(Records from a collection of figures)
# # # # # # #
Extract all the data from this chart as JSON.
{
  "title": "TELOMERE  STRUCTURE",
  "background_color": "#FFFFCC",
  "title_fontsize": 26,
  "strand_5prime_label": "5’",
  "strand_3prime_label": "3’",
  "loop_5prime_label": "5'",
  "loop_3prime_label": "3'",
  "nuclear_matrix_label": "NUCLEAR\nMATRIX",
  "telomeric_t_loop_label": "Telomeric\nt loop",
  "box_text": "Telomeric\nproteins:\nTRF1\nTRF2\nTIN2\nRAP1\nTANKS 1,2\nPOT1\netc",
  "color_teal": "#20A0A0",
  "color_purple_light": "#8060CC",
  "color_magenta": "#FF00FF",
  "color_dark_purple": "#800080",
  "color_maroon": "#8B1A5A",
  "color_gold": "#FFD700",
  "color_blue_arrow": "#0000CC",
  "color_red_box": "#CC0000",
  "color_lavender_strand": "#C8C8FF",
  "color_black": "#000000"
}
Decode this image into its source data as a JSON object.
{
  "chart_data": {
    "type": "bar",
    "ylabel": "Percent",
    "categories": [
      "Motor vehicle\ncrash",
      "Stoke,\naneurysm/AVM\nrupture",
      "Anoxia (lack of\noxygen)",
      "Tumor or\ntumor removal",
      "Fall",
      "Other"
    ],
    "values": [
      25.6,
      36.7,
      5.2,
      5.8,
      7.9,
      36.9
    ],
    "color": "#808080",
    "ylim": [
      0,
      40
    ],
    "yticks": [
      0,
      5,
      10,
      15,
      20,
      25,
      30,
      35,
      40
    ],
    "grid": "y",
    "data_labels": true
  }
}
# # # # # # #
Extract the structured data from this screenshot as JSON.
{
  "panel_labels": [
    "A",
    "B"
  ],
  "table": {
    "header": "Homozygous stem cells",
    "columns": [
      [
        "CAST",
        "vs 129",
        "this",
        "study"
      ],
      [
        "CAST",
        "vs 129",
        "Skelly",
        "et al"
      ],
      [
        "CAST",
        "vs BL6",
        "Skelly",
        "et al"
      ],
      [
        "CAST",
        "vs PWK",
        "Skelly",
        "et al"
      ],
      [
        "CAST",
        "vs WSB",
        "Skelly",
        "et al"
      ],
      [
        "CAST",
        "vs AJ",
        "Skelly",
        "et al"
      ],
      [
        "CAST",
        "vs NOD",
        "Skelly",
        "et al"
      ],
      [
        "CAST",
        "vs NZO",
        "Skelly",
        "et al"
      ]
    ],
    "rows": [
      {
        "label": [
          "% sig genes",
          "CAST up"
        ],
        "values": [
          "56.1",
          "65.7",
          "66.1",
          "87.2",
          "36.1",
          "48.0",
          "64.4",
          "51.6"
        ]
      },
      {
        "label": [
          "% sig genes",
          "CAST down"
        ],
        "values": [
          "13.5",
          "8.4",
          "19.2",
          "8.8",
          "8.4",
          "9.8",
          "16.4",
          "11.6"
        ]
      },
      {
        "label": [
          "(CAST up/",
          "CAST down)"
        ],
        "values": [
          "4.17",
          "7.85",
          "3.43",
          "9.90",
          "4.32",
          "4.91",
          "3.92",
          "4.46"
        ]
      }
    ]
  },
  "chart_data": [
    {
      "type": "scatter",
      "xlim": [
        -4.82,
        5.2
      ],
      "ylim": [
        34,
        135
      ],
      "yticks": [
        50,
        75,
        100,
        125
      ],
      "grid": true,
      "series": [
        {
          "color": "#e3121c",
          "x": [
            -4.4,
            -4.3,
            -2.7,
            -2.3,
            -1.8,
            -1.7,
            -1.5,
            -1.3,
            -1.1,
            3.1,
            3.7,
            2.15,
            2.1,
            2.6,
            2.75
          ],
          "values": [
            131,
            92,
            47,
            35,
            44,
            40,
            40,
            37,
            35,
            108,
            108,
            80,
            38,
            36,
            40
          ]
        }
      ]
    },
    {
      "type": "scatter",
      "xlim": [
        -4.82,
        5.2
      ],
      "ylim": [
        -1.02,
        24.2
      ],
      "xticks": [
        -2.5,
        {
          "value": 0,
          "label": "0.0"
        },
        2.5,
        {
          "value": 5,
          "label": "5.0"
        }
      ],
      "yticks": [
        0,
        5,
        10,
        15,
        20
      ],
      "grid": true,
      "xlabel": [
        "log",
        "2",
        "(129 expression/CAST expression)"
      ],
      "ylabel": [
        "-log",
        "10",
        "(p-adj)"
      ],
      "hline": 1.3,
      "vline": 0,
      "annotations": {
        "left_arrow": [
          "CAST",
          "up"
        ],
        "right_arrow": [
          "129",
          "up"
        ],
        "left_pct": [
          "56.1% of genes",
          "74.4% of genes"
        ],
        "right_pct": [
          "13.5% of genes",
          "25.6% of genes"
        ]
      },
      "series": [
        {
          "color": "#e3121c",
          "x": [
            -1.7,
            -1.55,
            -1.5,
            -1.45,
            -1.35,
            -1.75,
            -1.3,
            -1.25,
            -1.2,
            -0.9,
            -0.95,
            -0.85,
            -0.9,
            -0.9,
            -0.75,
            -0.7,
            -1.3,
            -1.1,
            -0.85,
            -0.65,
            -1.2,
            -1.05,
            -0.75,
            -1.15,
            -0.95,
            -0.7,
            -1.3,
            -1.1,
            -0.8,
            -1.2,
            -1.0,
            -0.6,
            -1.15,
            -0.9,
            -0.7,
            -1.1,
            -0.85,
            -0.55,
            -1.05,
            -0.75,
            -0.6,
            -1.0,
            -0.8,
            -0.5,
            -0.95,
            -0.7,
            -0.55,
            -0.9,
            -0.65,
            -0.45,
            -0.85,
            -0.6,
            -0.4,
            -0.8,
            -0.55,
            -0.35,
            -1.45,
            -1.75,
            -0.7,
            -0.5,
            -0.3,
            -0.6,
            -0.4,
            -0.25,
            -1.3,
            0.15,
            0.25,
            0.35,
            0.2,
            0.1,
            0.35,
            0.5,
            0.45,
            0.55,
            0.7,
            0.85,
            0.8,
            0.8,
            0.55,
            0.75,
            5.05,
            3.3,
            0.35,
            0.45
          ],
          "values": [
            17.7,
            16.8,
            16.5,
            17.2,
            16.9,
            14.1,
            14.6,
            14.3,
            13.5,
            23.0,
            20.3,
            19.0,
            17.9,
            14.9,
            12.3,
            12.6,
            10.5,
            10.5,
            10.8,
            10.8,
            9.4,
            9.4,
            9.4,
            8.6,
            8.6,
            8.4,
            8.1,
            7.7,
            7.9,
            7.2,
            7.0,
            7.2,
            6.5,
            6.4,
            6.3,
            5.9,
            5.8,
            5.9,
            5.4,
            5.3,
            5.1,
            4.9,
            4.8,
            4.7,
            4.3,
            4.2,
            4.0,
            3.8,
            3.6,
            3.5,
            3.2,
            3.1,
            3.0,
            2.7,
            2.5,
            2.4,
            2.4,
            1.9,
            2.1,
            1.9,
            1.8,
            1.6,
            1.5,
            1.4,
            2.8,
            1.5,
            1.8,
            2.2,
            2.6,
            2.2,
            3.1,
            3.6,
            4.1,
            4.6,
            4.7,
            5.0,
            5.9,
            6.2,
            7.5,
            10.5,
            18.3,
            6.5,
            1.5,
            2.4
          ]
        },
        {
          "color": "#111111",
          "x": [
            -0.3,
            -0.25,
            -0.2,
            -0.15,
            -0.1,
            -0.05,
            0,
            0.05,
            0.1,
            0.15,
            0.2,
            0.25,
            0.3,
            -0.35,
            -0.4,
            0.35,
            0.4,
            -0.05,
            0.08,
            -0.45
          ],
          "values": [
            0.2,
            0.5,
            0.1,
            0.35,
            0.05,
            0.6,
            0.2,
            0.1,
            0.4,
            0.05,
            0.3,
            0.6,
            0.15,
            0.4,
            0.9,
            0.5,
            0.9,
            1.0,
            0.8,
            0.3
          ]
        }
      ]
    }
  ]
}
# # # # # # #
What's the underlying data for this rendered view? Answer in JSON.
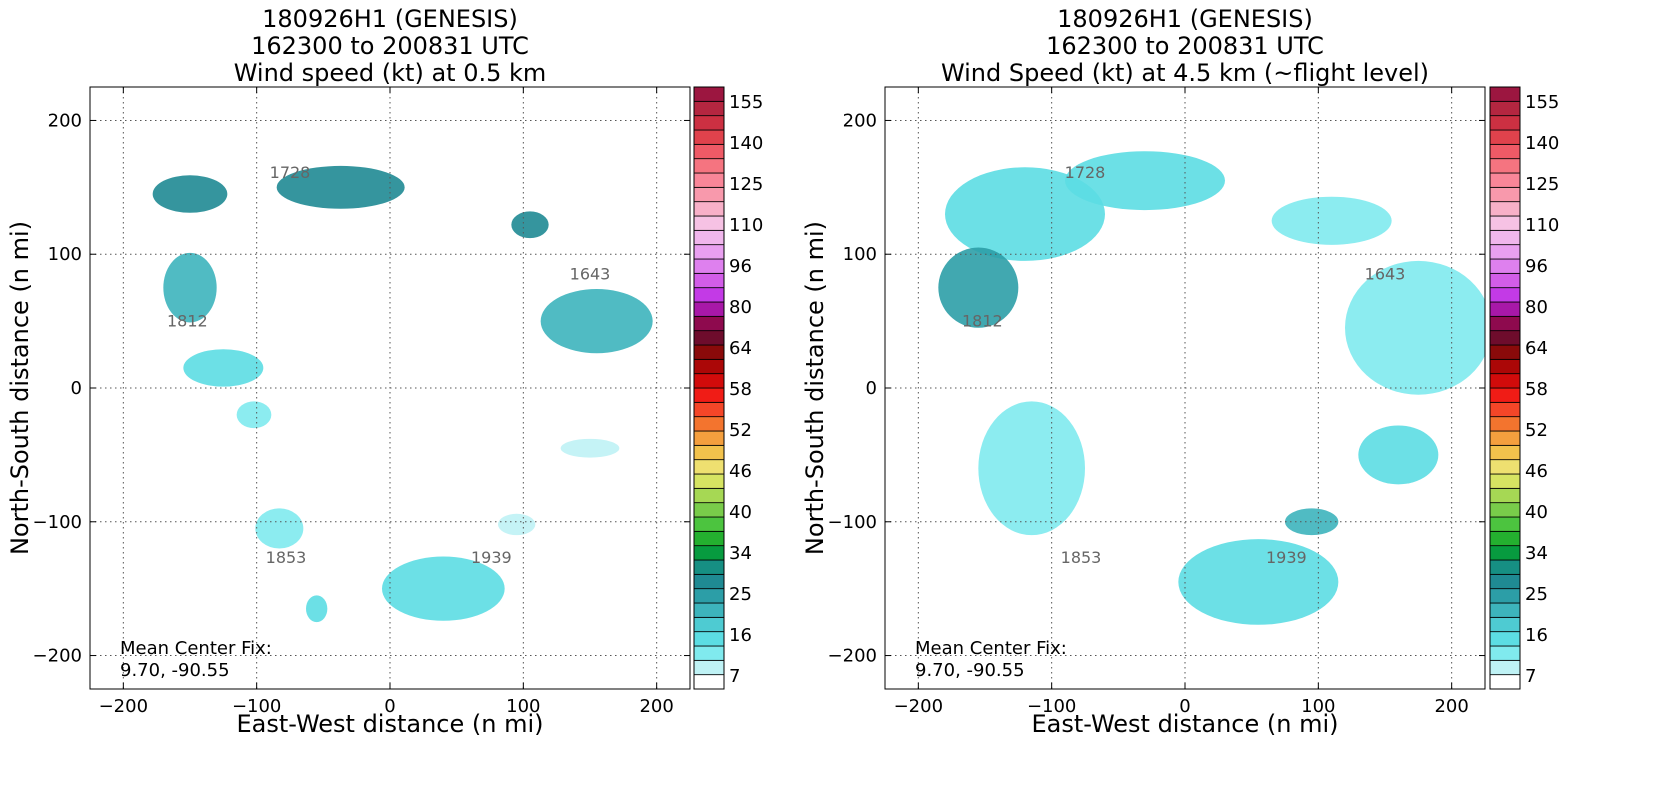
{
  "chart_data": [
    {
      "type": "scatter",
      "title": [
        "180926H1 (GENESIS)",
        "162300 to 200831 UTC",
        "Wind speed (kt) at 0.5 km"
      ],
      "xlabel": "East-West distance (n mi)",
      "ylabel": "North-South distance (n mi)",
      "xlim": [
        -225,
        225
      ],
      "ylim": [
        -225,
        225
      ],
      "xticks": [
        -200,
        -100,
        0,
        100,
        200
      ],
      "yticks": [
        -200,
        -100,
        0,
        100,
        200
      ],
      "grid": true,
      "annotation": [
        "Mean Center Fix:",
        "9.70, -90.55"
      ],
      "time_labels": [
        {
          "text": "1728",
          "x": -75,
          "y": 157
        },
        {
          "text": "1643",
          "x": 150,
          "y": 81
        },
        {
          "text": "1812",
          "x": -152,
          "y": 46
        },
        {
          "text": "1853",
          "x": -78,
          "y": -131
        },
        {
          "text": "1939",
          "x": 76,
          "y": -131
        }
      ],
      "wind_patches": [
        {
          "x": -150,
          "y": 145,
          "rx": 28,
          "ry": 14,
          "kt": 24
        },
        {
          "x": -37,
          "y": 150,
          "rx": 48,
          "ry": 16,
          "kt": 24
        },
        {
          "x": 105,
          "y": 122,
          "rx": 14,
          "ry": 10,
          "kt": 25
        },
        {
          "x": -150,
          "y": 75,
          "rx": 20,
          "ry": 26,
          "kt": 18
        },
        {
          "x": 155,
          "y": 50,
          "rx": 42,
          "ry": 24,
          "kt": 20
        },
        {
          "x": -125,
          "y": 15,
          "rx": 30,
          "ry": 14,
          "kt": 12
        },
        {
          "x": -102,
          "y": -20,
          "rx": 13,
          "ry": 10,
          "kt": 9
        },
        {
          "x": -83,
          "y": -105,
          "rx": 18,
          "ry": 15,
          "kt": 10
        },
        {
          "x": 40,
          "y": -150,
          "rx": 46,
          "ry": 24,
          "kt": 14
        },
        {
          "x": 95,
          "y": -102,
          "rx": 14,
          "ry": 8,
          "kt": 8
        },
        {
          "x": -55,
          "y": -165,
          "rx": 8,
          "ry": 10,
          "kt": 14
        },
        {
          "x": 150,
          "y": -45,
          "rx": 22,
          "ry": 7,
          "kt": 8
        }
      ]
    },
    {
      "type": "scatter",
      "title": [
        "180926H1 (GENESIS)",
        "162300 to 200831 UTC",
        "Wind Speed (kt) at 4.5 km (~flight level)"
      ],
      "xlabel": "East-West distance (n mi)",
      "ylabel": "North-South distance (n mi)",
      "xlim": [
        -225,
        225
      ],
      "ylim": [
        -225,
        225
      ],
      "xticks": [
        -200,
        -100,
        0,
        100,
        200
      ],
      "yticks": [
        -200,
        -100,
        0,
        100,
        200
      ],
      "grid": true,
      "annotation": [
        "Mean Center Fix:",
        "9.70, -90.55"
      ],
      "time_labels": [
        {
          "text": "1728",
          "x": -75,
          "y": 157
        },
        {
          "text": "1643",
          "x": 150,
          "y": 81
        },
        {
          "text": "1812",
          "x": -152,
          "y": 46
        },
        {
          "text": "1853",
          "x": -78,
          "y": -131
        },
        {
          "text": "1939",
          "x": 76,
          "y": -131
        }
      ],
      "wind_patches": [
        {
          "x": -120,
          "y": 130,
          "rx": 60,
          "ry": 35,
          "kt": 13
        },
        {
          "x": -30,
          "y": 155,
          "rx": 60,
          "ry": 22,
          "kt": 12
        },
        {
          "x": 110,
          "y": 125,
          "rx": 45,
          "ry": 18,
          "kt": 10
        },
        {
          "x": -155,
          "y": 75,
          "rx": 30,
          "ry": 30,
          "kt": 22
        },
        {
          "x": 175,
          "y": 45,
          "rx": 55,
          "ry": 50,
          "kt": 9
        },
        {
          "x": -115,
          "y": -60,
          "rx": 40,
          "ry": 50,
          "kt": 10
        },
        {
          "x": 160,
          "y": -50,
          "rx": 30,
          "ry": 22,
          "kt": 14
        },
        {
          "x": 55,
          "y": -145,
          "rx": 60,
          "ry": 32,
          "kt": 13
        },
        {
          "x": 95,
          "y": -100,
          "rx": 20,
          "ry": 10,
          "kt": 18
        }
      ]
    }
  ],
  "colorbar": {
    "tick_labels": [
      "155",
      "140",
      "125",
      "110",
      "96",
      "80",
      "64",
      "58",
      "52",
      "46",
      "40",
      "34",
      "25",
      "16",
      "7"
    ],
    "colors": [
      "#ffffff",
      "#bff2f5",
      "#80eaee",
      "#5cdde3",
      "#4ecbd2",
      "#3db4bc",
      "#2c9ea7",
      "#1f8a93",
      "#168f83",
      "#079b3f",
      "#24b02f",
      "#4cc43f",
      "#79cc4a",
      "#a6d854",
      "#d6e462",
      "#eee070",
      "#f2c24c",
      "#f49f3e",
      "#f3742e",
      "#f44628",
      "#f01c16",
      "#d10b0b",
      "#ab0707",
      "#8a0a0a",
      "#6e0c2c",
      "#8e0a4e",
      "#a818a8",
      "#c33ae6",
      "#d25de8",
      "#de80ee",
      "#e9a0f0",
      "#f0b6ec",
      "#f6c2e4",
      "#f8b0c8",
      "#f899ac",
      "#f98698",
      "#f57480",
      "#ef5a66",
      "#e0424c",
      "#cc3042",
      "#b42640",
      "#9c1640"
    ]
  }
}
# # # # # # #
= About this exercise =
Only the lines containing the string "ylabel" are needed; pull them out of the records.

= Task output =
    "ylabel": "Percent",
      "ylabel": [
      "ylabel": "North-South distance (n mi)",
      "ylabel": "North-South distance (n mi)",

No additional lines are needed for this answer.